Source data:

++++

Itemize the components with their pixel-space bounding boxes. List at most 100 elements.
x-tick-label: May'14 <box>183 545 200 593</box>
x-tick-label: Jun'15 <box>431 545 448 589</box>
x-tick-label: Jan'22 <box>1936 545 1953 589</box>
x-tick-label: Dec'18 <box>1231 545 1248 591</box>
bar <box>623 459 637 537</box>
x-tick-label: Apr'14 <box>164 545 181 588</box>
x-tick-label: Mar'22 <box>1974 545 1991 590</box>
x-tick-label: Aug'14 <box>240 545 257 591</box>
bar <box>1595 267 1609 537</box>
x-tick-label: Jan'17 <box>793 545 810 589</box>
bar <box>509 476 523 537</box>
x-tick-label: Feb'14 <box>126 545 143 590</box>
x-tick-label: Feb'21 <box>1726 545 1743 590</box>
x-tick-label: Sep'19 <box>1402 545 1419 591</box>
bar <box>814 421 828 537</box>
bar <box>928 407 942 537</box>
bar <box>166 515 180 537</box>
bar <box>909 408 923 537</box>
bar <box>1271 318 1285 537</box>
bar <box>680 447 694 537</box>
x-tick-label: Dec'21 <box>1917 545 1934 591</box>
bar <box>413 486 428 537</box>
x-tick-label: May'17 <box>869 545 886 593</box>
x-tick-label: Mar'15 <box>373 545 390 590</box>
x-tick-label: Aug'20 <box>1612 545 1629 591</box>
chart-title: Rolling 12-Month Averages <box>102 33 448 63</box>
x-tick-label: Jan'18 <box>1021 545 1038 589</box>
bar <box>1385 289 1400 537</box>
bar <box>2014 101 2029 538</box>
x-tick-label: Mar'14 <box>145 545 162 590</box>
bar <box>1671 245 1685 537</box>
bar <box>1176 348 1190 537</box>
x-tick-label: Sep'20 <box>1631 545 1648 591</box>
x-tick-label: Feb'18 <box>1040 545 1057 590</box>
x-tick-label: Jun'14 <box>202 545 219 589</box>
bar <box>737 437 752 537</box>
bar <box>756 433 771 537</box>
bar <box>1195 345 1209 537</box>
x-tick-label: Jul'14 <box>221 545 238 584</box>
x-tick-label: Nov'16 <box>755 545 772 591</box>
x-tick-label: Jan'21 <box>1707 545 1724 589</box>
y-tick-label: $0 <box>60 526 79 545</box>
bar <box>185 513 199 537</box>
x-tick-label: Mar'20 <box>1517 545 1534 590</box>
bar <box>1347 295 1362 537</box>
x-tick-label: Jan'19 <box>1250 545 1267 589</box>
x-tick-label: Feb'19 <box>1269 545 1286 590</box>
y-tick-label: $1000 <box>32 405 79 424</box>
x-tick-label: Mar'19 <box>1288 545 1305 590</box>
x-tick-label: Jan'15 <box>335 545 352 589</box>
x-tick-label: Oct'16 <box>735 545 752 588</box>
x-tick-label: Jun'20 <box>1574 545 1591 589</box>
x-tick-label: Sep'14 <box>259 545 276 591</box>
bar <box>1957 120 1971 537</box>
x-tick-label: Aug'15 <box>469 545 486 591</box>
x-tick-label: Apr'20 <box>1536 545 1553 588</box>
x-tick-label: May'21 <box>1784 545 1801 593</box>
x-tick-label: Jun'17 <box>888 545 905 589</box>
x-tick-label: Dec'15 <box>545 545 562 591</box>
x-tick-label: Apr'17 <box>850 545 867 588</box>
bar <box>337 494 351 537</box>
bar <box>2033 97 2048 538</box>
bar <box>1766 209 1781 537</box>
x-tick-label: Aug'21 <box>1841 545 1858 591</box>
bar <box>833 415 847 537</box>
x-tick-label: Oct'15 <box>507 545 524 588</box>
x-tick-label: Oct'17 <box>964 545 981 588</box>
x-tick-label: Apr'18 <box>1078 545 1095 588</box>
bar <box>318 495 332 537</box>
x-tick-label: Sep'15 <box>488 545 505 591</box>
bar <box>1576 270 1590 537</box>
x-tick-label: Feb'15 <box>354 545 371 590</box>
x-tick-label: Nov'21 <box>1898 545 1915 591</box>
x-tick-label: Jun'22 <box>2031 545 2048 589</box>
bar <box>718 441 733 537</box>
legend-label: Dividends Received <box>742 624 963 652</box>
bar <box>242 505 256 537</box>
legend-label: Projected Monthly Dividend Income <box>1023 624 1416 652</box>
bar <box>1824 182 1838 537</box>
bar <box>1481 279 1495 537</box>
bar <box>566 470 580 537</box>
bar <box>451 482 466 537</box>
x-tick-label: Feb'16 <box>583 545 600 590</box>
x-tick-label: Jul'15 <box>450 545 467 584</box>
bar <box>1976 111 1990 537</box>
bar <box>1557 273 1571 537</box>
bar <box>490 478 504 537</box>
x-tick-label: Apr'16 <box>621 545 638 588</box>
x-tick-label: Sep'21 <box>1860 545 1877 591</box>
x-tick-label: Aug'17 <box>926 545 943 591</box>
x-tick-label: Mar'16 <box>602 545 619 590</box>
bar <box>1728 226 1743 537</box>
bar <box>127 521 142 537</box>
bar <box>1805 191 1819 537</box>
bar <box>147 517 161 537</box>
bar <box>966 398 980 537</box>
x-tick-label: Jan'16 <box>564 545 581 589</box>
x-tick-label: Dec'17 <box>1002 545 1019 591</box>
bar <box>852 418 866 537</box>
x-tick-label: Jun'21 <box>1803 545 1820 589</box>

++++

Edit all the lines above by replacing "Rolling 12-Month Averages" with "Trailing 12-Month Averages", and keep everything else unchanged.

Output of the task
Itemize the components with their pixel-space bounding boxes. List at most 100 elements.
x-tick-label: May'14 <box>183 545 200 593</box>
x-tick-label: Jun'15 <box>431 545 448 589</box>
x-tick-label: Jan'22 <box>1936 545 1953 589</box>
x-tick-label: Dec'18 <box>1231 545 1248 591</box>
bar <box>623 459 637 537</box>
x-tick-label: Apr'14 <box>164 545 181 588</box>
x-tick-label: Mar'22 <box>1974 545 1991 590</box>
x-tick-label: Aug'14 <box>240 545 257 591</box>
bar <box>1595 267 1609 537</box>
x-tick-label: Jan'17 <box>793 545 810 589</box>
bar <box>509 476 523 537</box>
x-tick-label: Feb'14 <box>126 545 143 590</box>
x-tick-label: Feb'21 <box>1726 545 1743 590</box>
x-tick-label: Sep'19 <box>1402 545 1419 591</box>
bar <box>814 421 828 537</box>
bar <box>928 407 942 537</box>
bar <box>166 515 180 537</box>
bar <box>909 408 923 537</box>
bar <box>1271 318 1285 537</box>
bar <box>680 447 694 537</box>
x-tick-label: Dec'21 <box>1917 545 1934 591</box>
bar <box>413 486 428 537</box>
x-tick-label: May'17 <box>869 545 886 593</box>
x-tick-label: Mar'15 <box>373 545 390 590</box>
x-tick-label: Aug'20 <box>1612 545 1629 591</box>
chart-title: Trailing 12-Month Averages <box>102 33 448 63</box>
x-tick-label: Jan'18 <box>1021 545 1038 589</box>
bar <box>1385 289 1400 537</box>
bar <box>2014 101 2029 538</box>
x-tick-label: Mar'14 <box>145 545 162 590</box>
bar <box>1671 245 1685 537</box>
bar <box>1176 348 1190 537</box>
x-tick-label: Sep'20 <box>1631 545 1648 591</box>
x-tick-label: Feb'18 <box>1040 545 1057 590</box>
x-tick-label: Jun'14 <box>202 545 219 589</box>
bar <box>737 437 752 537</box>
bar <box>756 433 771 537</box>
bar <box>1195 345 1209 537</box>
x-tick-label: Jul'14 <box>221 545 238 584</box>
x-tick-label: Nov'16 <box>755 545 772 591</box>
x-tick-label: Jan'21 <box>1707 545 1724 589</box>
y-tick-label: $0 <box>60 526 79 545</box>
bar <box>185 513 199 537</box>
x-tick-label: Mar'20 <box>1517 545 1534 590</box>
bar <box>1347 295 1362 537</box>
x-tick-label: Jan'19 <box>1250 545 1267 589</box>
x-tick-label: Feb'19 <box>1269 545 1286 590</box>
y-tick-label: $1000 <box>32 405 79 424</box>
x-tick-label: Mar'19 <box>1288 545 1305 590</box>
x-tick-label: Jan'15 <box>335 545 352 589</box>
x-tick-label: Oct'16 <box>735 545 752 588</box>
x-tick-label: Jun'20 <box>1574 545 1591 589</box>
x-tick-label: Sep'14 <box>259 545 276 591</box>
bar <box>1957 120 1971 537</box>
x-tick-label: Aug'15 <box>469 545 486 591</box>
x-tick-label: Apr'20 <box>1536 545 1553 588</box>
x-tick-label: May'21 <box>1784 545 1801 593</box>
x-tick-label: Jun'17 <box>888 545 905 589</box>
x-tick-label: Dec'15 <box>545 545 562 591</box>
x-tick-label: Apr'17 <box>850 545 867 588</box>
bar <box>337 494 351 537</box>
bar <box>2033 97 2048 538</box>
bar <box>1766 209 1781 537</box>
x-tick-label: Aug'21 <box>1841 545 1858 591</box>
bar <box>833 415 847 537</box>
x-tick-label: Oct'15 <box>507 545 524 588</box>
x-tick-label: Oct'17 <box>964 545 981 588</box>
x-tick-label: Apr'18 <box>1078 545 1095 588</box>
bar <box>318 495 332 537</box>
x-tick-label: Sep'15 <box>488 545 505 591</box>
bar <box>1576 270 1590 537</box>
x-tick-label: Feb'15 <box>354 545 371 590</box>
x-tick-label: Nov'21 <box>1898 545 1915 591</box>
x-tick-label: Jun'22 <box>2031 545 2048 589</box>
bar <box>718 441 733 537</box>
legend-label: Dividends Received <box>742 624 963 652</box>
bar <box>242 505 256 537</box>
legend-label: Projected Monthly Dividend Income <box>1023 624 1416 652</box>
bar <box>1824 182 1838 537</box>
bar <box>1481 279 1495 537</box>
bar <box>566 470 580 537</box>
bar <box>451 482 466 537</box>
x-tick-label: Feb'16 <box>583 545 600 590</box>
x-tick-label: Jul'15 <box>450 545 467 584</box>
bar <box>1976 111 1990 537</box>
bar <box>1557 273 1571 537</box>
bar <box>490 478 504 537</box>
x-tick-label: Apr'16 <box>621 545 638 588</box>
x-tick-label: Sep'21 <box>1860 545 1877 591</box>
x-tick-label: Aug'17 <box>926 545 943 591</box>
x-tick-label: Mar'16 <box>602 545 619 590</box>
bar <box>1728 226 1743 537</box>
bar <box>127 521 142 537</box>
bar <box>1805 191 1819 537</box>
bar <box>147 517 161 537</box>
bar <box>966 398 980 537</box>
x-tick-label: Jan'16 <box>564 545 581 589</box>
x-tick-label: Dec'17 <box>1002 545 1019 591</box>
bar <box>852 418 866 537</box>
x-tick-label: Jun'21 <box>1803 545 1820 589</box>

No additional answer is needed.